▸ **PROBLEM TO SOLVE**:
Extract the complete listing and output it unchanged.

begin MATERIALS PROVIDED

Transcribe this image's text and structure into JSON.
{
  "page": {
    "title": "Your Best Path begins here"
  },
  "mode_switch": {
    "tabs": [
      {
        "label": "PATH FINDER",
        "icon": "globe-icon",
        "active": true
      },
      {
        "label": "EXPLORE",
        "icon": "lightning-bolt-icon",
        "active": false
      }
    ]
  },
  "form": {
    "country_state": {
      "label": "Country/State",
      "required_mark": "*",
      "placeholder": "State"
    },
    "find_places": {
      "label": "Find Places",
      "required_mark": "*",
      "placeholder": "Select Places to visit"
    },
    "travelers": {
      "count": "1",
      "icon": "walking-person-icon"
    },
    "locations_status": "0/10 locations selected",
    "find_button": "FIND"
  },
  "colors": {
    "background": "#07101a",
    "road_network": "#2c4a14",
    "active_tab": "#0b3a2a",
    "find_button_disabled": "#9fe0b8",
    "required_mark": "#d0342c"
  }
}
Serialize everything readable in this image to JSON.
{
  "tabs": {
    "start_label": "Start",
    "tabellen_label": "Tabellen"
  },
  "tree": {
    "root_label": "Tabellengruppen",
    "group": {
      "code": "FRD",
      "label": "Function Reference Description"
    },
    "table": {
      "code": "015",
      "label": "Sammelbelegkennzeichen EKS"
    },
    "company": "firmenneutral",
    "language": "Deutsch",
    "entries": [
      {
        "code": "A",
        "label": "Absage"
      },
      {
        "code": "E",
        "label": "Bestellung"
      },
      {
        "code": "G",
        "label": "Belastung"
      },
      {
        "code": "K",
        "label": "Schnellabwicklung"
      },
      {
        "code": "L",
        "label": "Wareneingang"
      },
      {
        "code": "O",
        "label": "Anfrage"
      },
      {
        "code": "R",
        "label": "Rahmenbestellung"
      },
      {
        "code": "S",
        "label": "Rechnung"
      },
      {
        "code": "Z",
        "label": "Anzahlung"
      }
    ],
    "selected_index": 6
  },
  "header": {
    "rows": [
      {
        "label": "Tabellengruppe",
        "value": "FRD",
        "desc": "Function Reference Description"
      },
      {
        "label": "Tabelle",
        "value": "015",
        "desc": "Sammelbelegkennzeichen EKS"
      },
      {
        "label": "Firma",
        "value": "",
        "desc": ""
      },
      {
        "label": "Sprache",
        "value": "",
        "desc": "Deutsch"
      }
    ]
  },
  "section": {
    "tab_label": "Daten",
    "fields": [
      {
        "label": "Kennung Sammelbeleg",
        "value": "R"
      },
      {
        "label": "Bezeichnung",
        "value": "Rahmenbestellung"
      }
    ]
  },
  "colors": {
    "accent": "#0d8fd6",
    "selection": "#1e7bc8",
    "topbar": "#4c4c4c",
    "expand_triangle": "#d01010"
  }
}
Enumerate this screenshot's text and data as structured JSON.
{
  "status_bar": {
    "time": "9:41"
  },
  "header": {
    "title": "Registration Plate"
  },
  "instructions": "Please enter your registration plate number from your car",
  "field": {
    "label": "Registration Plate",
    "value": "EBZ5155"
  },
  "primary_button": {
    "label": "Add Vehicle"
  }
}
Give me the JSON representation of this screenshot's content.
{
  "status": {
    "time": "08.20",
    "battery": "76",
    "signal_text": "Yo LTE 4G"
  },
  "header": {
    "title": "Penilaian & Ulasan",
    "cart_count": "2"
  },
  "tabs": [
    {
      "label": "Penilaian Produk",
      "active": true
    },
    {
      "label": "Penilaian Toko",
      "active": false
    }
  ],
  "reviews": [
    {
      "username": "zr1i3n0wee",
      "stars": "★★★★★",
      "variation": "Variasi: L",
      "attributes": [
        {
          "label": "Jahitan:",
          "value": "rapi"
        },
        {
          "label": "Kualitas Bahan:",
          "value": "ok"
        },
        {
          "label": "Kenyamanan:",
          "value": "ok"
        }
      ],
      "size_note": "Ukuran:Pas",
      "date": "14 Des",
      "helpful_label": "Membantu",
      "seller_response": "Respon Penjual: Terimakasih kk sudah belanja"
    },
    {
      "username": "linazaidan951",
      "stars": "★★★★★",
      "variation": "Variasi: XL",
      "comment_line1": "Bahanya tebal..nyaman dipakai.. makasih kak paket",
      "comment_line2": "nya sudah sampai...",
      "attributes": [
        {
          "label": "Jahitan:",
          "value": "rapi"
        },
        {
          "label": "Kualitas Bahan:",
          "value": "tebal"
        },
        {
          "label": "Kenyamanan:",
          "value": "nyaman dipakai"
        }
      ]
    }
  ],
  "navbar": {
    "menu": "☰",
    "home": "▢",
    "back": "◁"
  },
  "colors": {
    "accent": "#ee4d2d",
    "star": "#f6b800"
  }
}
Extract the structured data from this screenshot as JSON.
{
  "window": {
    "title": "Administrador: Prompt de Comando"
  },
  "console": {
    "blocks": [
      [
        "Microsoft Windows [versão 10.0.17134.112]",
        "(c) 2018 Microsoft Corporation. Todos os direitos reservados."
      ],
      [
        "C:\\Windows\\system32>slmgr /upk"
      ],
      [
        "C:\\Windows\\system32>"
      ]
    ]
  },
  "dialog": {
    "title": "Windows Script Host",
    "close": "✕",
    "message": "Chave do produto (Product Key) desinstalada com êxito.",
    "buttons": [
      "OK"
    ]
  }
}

end MATERIALS PROVIDED

▸ **EXERCISE RESPONSE**:
Transcribe this image's text and structure into JSON.
{
  "page": {
    "title": "Your Best Path begins here"
  },
  "mode_switch": {
    "tabs": [
      {
        "label": "PATH FINDER",
        "icon": "globe-icon",
        "active": true
      },
      {
        "label": "EXPLORE",
        "icon": "lightning-bolt-icon",
        "active": false
      }
    ]
  },
  "form": {
    "country_state": {
      "label": "Country/State",
      "required_mark": "*",
      "placeholder": "State"
    },
    "find_places": {
      "label": "Find Places",
      "required_mark": "*",
      "placeholder": "Select Places to visit"
    },
    "travelers": {
      "count": "1",
      "icon": "walking-person-icon"
    },
    "locations_status": "0/10 locations selected",
    "find_button": "FIND"
  },
  "colors": {
    "background": "#07101a",
    "road_network": "#2c4a14",
    "active_tab": "#0b3a2a",
    "find_button_disabled": "#9fe0b8",
    "required_mark": "#d0342c"
  }
}
Serialize everything readable in this image to JSON.
{
  "tabs": {
    "start_label": "Start",
    "tabellen_label": "Tabellen"
  },
  "tree": {
    "root_label": "Tabellengruppen",
    "group": {
      "code": "FRD",
      "label": "Function Reference Description"
    },
    "table": {
      "code": "015",
      "label": "Sammelbelegkennzeichen EKS"
    },
    "company": "firmenneutral",
    "language": "Deutsch",
    "entries": [
      {
        "code": "A",
        "label": "Absage"
      },
      {
        "code": "E",
        "label": "Bestellung"
      },
      {
        "code": "G",
        "label": "Belastung"
      },
      {
        "code": "K",
        "label": "Schnellabwicklung"
      },
      {
        "code": "L",
        "label": "Wareneingang"
      },
      {
        "code": "O",
        "label": "Anfrage"
      },
      {
        "code": "R",
        "label": "Rahmenbestellung"
      },
      {
        "code": "S",
        "label": "Rechnung"
      },
      {
        "code": "Z",
        "label": "Anzahlung"
      }
    ],
    "selected_index": 6
  },
  "header": {
    "rows": [
      {
        "label": "Tabellengruppe",
        "value": "FRD",
        "desc": "Function Reference Description"
      },
      {
        "label": "Tabelle",
        "value": "015",
        "desc": "Sammelbelegkennzeichen EKS"
      },
      {
        "label": "Firma",
        "value": "",
        "desc": ""
      },
      {
        "label": "Sprache",
        "value": "",
        "desc": "Deutsch"
      }
    ]
  },
  "section": {
    "tab_label": "Daten",
    "fields": [
      {
        "label": "Kennung Sammelbeleg",
        "value": "R"
      },
      {
        "label": "Bezeichnung",
        "value": "Rahmenbestellung"
      }
    ]
  },
  "colors": {
    "accent": "#0d8fd6",
    "selection": "#1e7bc8",
    "topbar": "#4c4c4c",
    "expand_triangle": "#d01010"
  }
}
Enumerate this screenshot's text and data as structured JSON.
{
  "status_bar": {
    "time": "9:41"
  },
  "header": {
    "title": "Registration Plate"
  },
  "instructions": "Please enter your registration plate number from your car",
  "field": {
    "label": "Registration Plate",
    "value": "EBZ5155"
  },
  "primary_button": {
    "label": "Add Vehicle"
  }
}
Give me the JSON representation of this screenshot's content.
{
  "status": {
    "time": "08.20",
    "battery": "76",
    "signal_text": "Yo LTE 4G"
  },
  "header": {
    "title": "Penilaian & Ulasan",
    "cart_count": "2"
  },
  "tabs": [
    {
      "label": "Penilaian Produk",
      "active": true
    },
    {
      "label": "Penilaian Toko",
      "active": false
    }
  ],
  "reviews": [
    {
      "username": "zr1i3n0wee",
      "stars": "★★★★★",
      "variation": "Variasi: L",
      "attributes": [
        {
          "label": "Jahitan:",
          "value": "rapi"
        },
        {
          "label": "Kualitas Bahan:",
          "value": "ok"
        },
        {
          "label": "Kenyamanan:",
          "value": "ok"
        }
      ],
      "size_note": "Ukuran:Pas",
      "date": "14 Des",
      "helpful_label": "Membantu",
      "seller_response": "Respon Penjual: Terimakasih kk sudah belanja"
    },
    {
      "username": "linazaidan951",
      "stars": "★★★★★",
      "variation": "Variasi: XL",
      "comment_line1": "Bahanya tebal..nyaman dipakai.. makasih kak paket",
      "comment_line2": "nya sudah sampai...",
      "attributes": [
        {
          "label": "Jahitan:",
          "value": "rapi"
        },
        {
          "label": "Kualitas Bahan:",
          "value": "tebal"
        },
        {
          "label": "Kenyamanan:",
          "value": "nyaman dipakai"
        }
      ]
    }
  ],
  "navbar": {
    "menu": "☰",
    "home": "▢",
    "back": "◁"
  },
  "colors": {
    "accent": "#ee4d2d",
    "star": "#f6b800"
  }
}
Extract the structured data from this screenshot as JSON.
{
  "window": {
    "title": "Administrador: Prompt de Comando"
  },
  "console": {
    "blocks": [
      [
        "Microsoft Windows [versão 10.0.17134.112]",
        "(c) 2018 Microsoft Corporation. Todos os direitos reservados."
      ],
      [
        "C:\\Windows\\system32>slmgr /upk"
      ],
      [
        "C:\\Windows\\system32>"
      ]
    ]
  },
  "dialog": {
    "title": "Windows Script Host",
    "close": "✕",
    "message": "Chave do produto (Product Key) desinstalada com êxito.",
    "buttons": [
      "OK"
    ]
  }
}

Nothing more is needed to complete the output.